[Items listed in a dataset]
--
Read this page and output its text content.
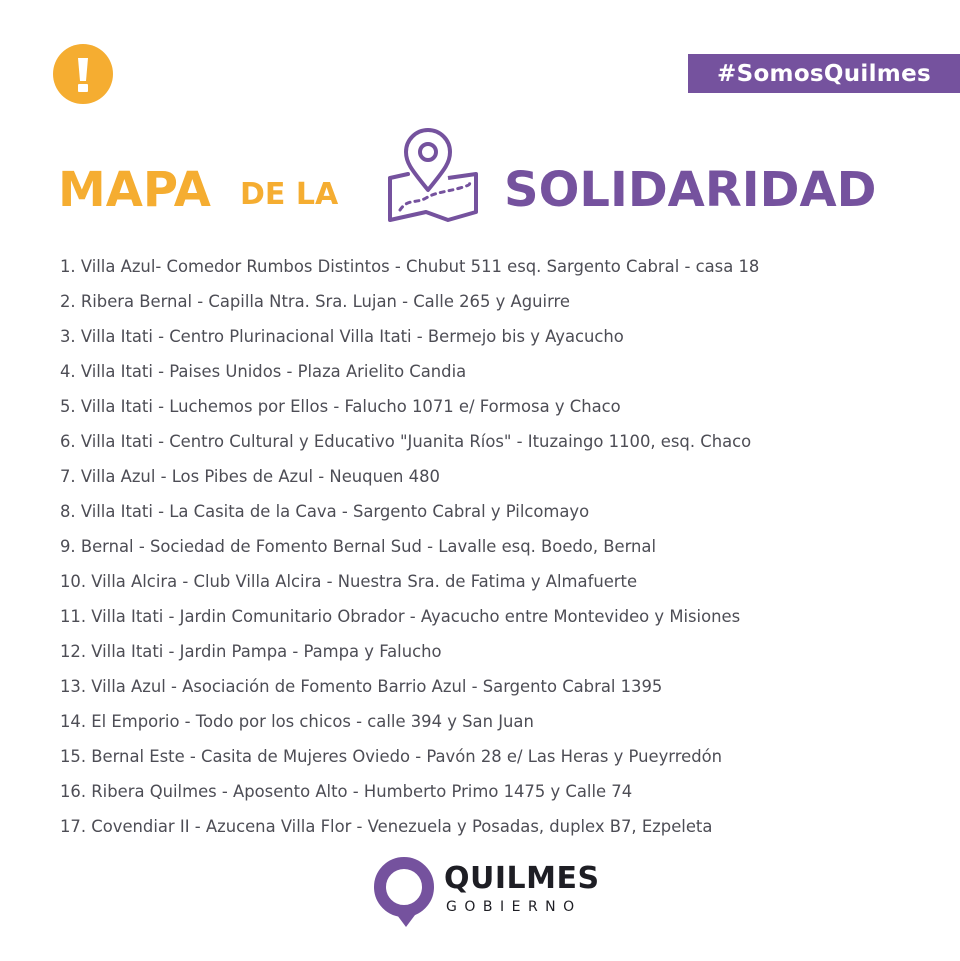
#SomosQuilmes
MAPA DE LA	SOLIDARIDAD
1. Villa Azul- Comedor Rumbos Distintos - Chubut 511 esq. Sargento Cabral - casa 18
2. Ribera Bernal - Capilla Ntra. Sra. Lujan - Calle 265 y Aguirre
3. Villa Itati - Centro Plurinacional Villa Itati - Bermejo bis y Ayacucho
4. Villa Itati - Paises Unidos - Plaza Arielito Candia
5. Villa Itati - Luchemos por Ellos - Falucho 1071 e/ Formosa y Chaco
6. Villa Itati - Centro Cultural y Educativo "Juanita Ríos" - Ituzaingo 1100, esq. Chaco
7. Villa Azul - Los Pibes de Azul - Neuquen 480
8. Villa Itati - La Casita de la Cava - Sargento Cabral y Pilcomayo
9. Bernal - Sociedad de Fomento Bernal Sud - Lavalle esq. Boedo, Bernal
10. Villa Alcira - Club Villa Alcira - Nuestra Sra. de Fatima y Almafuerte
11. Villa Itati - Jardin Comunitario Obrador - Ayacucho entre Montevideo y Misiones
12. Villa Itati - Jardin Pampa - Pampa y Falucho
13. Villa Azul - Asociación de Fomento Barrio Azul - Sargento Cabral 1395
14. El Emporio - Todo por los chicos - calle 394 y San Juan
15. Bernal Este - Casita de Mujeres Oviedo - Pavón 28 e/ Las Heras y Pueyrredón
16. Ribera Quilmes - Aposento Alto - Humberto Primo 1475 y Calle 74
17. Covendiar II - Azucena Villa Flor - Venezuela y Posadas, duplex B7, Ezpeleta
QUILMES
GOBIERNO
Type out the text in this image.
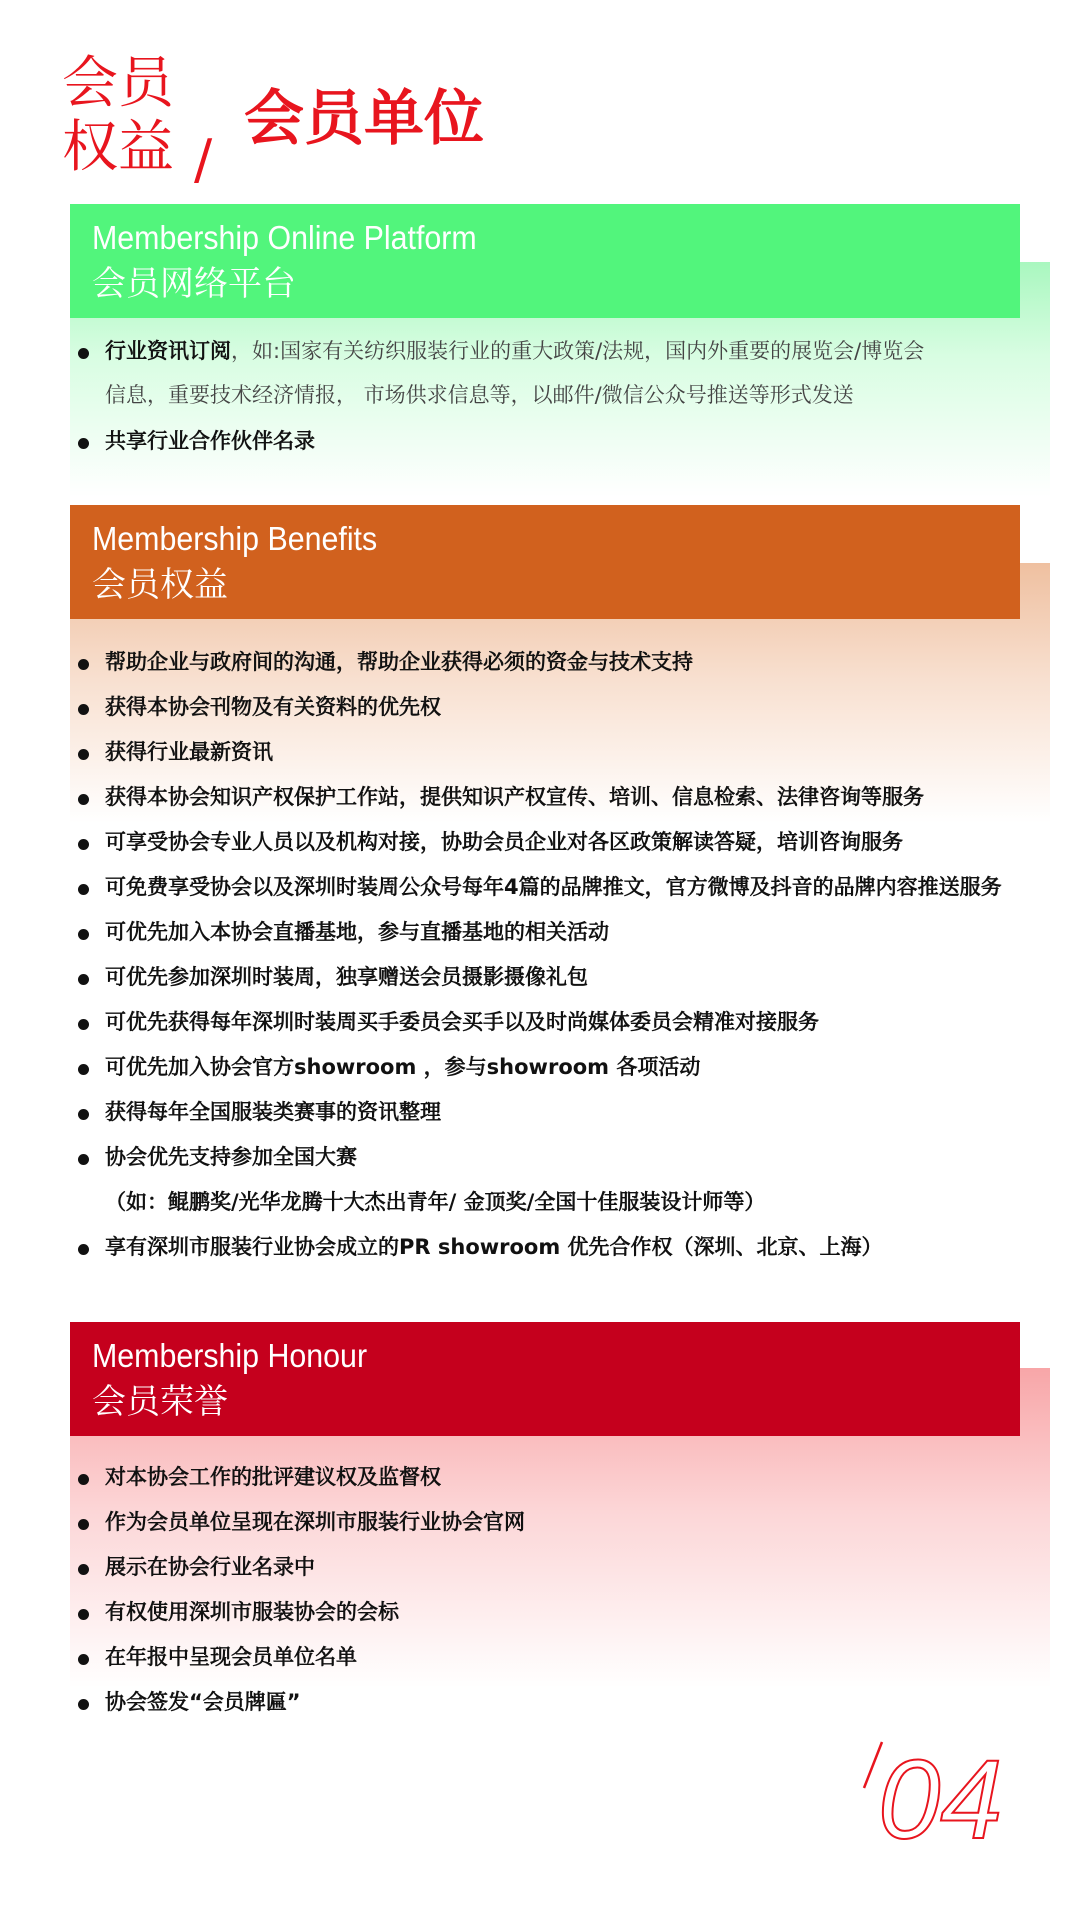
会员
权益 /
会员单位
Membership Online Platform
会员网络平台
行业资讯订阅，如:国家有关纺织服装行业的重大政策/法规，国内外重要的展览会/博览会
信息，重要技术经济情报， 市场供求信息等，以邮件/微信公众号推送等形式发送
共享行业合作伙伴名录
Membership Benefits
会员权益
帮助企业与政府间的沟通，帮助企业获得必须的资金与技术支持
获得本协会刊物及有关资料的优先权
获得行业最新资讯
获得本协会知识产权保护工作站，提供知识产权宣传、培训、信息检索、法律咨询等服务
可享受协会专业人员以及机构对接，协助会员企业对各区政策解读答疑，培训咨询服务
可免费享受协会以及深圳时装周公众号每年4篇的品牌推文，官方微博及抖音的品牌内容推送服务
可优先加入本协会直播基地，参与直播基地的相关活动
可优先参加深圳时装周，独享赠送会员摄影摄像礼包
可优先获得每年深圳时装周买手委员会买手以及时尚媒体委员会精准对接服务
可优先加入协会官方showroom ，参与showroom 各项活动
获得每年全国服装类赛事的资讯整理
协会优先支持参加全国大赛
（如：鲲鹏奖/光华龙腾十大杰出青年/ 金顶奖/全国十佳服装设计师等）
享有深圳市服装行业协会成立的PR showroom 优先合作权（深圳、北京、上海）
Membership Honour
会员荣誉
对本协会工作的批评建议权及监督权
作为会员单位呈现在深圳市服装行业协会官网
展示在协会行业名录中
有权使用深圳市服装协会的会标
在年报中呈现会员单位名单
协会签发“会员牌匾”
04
--
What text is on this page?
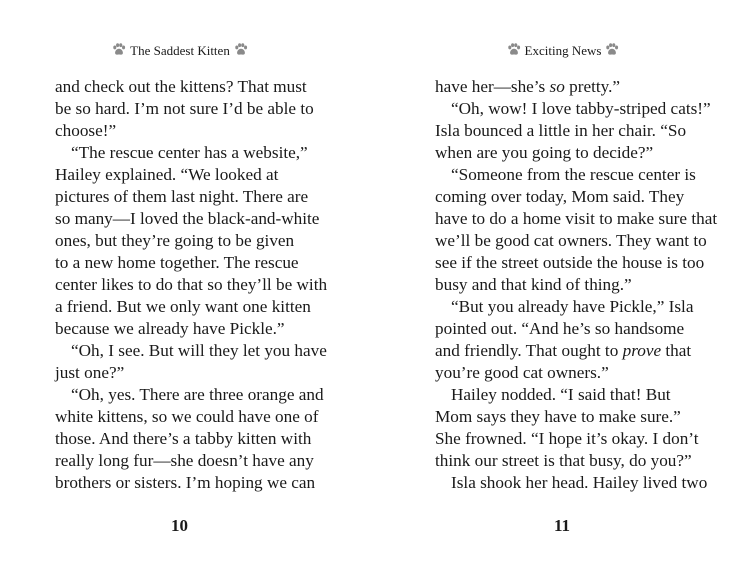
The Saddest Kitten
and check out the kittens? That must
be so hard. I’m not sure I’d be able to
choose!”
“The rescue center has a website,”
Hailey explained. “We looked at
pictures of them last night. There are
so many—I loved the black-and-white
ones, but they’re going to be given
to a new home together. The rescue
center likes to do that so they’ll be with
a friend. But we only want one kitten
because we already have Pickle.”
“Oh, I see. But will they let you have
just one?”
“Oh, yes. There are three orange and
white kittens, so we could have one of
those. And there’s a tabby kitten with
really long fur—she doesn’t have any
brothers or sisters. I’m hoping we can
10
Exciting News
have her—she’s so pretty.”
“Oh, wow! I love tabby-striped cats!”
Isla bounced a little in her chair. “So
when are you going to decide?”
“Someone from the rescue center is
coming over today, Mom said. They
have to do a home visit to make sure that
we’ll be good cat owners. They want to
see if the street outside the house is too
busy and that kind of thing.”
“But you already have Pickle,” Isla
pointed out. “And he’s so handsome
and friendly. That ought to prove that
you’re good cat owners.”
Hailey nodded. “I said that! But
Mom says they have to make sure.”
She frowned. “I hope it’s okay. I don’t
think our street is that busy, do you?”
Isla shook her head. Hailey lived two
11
--
▶ What is asked
Report all lines of the material that contain the word "Membership".

▶ Written response
Membership Online Platform
Membership Benefits
Membership Honour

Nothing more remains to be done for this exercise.